**Task prompt**
Look for the string "MALT" and copy every line that has it.

**Records shown**
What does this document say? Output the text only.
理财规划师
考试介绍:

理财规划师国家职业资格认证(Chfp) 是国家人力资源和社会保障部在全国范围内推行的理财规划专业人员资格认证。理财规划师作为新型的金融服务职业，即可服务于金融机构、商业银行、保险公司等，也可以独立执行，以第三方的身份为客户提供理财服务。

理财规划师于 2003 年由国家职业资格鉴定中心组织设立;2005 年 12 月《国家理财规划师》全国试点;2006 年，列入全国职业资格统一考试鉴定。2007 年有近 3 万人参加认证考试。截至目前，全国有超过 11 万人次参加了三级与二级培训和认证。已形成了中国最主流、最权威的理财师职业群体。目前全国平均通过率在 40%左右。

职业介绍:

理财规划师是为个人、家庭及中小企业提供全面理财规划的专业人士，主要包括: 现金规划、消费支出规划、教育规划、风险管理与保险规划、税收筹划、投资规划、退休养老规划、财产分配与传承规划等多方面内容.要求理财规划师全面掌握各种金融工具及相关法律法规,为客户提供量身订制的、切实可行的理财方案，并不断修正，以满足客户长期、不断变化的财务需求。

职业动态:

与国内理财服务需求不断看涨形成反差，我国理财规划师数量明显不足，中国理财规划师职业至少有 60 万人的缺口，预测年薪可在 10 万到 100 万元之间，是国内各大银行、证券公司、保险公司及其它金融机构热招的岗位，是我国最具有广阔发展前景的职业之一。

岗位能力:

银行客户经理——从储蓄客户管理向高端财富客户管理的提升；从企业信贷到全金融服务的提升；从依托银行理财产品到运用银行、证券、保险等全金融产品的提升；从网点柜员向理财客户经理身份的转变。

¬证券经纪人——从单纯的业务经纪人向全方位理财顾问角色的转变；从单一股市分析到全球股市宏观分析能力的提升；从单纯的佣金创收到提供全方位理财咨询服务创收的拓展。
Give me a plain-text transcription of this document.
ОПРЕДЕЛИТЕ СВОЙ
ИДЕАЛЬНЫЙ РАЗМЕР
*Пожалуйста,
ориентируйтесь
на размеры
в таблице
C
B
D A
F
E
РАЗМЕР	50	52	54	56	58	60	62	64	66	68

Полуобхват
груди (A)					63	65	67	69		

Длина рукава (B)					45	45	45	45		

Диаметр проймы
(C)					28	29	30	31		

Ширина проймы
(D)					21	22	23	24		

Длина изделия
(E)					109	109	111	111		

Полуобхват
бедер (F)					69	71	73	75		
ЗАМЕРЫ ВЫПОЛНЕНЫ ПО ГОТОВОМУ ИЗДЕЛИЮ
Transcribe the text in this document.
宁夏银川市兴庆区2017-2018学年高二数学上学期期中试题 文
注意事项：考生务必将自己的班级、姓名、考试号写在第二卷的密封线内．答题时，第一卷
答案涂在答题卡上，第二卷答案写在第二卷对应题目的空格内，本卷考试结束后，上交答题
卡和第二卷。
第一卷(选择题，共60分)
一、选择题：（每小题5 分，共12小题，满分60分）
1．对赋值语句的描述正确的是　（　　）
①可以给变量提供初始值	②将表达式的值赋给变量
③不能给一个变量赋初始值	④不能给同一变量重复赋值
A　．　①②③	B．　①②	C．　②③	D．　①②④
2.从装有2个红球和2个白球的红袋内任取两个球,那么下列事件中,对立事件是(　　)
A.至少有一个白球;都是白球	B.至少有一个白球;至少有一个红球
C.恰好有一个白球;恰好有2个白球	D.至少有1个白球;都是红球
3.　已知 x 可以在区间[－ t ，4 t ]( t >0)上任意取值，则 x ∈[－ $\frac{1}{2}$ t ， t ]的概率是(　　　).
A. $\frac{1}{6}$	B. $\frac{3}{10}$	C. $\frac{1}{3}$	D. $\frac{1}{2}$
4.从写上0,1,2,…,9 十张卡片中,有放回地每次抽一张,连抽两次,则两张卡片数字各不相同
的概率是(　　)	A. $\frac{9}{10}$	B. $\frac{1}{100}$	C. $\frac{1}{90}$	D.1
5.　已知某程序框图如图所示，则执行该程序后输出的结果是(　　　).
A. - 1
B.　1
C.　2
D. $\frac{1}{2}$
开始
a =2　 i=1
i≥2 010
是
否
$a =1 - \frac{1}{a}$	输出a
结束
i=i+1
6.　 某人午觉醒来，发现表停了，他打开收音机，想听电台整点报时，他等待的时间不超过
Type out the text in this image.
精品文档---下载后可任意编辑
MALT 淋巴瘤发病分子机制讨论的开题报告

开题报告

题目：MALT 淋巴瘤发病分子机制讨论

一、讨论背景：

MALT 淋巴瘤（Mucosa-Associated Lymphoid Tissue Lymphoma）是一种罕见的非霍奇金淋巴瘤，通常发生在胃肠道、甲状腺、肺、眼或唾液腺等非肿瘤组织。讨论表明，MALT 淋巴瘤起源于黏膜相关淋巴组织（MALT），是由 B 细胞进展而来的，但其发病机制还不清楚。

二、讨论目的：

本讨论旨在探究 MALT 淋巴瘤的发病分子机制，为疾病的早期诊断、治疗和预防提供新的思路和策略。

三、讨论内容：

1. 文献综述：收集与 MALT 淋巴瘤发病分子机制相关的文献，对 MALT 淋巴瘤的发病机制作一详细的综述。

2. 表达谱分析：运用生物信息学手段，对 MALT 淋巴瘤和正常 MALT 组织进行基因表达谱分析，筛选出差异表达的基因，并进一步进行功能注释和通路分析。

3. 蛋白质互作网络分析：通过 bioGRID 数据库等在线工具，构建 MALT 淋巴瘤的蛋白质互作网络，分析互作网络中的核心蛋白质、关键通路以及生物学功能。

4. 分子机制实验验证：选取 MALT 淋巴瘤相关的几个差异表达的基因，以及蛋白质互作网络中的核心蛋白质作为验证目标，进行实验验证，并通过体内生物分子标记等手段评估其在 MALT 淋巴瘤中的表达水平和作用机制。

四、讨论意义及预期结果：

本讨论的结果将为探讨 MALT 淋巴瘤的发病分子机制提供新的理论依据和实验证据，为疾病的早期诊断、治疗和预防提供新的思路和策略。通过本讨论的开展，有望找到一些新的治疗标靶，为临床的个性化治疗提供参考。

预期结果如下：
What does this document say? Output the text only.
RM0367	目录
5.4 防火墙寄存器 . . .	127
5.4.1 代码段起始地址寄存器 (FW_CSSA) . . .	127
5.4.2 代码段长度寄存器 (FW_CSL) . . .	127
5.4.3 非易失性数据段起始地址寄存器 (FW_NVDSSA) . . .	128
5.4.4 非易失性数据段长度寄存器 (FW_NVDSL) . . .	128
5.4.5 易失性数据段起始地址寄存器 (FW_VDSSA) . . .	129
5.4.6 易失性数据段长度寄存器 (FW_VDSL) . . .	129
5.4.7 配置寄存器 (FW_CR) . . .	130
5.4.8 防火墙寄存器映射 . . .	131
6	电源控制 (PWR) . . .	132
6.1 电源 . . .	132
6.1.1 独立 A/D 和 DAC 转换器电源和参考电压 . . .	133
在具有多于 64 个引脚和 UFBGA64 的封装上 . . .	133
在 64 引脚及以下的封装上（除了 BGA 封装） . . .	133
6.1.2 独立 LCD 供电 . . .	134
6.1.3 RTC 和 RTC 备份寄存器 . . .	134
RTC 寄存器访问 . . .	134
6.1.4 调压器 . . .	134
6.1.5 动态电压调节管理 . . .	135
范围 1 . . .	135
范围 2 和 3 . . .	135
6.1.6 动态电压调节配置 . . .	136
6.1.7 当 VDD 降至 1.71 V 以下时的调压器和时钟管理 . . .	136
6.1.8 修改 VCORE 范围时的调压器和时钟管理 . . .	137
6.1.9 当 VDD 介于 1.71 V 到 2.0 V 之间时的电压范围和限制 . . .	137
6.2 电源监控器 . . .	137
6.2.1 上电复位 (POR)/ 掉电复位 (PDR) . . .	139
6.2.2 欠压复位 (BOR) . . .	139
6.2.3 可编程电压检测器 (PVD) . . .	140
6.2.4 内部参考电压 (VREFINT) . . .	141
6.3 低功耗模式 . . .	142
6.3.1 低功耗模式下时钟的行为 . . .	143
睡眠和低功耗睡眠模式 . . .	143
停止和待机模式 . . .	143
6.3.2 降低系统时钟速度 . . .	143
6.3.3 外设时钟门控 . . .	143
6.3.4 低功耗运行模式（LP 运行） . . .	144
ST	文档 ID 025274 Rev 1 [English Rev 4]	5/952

**Answer to this exercise**
MALT 淋巴瘤发病分子机制讨论的开题报告
题目：MALT 淋巴瘤发病分子机制讨论
MALT 淋巴瘤（Mucosa-Associated Lymphoid Tissue Lymphoma）是一种罕见的非霍奇金淋巴瘤，通常发生在胃肠道、甲状腺、肺、眼或唾液腺等非肿瘤组织。讨论表明，MALT 淋巴瘤起源于黏膜相关淋巴组织（MALT），是由 B 细胞进展而来的，但其发病机制还不清楚。
本讨论旨在探究 MALT 淋巴瘤的发病分子机制，为疾病的早期诊断、治疗和预防提供新的思路和策略。
1. 文献综述：收集与 MALT 淋巴瘤发病分子机制相关的文献，对 MALT 淋巴瘤的发病机制作一详细的综述。
2. 表达谱分析：运用生物信息学手段，对 MALT 淋巴瘤和正常 MALT 组织进行基因表达谱分析，筛选出差异表达的基因，并进一步进行功能注释和通路分析。
3. 蛋白质互作网络分析：通过 bioGRID 数据库等在线工具，构建 MALT 淋巴瘤的蛋白质互作网络，分析互作网络中的核心蛋白质、关键通路以及生物学功能。
4. 分子机制实验验证：选取 MALT 淋巴瘤相关的几个差异表达的基因，以及蛋白质互作网络中的核心蛋白质作为验证目标，进行实验验证，并通过体内生物分子标记等手段评估其在 MALT 淋巴瘤中的表达水平和作用机制。
本讨论的结果将为探讨 MALT 淋巴瘤的发病分子机制提供新的理论依据和实验证据，为疾病的早期诊断、治疗和预防提供新的思路和策略。通过本讨论的开展，有望找到一些新的治疗标靶，为临床的个性化治疗提供参考。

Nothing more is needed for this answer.